§ **RECORDED INFORMATION**
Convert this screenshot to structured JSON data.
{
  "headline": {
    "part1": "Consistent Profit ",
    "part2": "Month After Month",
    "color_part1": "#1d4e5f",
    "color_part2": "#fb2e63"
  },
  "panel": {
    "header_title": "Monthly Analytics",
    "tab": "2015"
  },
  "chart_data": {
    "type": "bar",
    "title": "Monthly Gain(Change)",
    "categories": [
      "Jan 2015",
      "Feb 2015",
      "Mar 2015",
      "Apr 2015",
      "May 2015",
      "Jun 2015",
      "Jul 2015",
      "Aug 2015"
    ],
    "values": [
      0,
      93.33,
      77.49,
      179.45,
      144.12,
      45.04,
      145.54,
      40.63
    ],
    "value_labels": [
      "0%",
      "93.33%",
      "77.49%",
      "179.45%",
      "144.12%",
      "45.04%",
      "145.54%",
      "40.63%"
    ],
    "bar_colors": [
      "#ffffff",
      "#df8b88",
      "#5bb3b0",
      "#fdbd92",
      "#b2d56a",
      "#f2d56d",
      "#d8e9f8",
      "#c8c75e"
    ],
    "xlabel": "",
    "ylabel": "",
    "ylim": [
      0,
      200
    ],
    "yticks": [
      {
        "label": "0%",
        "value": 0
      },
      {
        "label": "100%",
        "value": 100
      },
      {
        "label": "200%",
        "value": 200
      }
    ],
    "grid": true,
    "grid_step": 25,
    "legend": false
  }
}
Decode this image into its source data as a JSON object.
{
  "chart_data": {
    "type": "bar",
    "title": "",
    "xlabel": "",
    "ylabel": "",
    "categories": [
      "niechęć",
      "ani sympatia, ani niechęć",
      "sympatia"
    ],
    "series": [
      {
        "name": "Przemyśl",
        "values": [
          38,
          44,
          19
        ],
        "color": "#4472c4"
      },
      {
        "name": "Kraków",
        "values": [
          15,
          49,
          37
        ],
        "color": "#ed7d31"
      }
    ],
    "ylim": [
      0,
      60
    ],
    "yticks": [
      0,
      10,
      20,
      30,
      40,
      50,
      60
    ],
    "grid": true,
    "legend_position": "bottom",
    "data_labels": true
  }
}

§ **REQUIREMENTS**
Begin with the line that contains "Decode this image" and end with the last line of the records; set down every line in that span exactly, and nothing else.

§ **COMPLETE OUTPUT**
Decode this image into its source data as a JSON object.
{
  "chart_data": {
    "type": "bar",
    "title": "",
    "xlabel": "",
    "ylabel": "",
    "categories": [
      "niechęć",
      "ani sympatia, ani niechęć",
      "sympatia"
    ],
    "series": [
      {
        "name": "Przemyśl",
        "values": [
          38,
          44,
          19
        ],
        "color": "#4472c4"
      },
      {
        "name": "Kraków",
        "values": [
          15,
          49,
          37
        ],
        "color": "#ed7d31"
      }
    ],
    "ylim": [
      0,
      60
    ],
    "yticks": [
      0,
      10,
      20,
      30,
      40,
      50,
      60
    ],
    "grid": true,
    "legend_position": "bottom",
    "data_labels": true
  }
}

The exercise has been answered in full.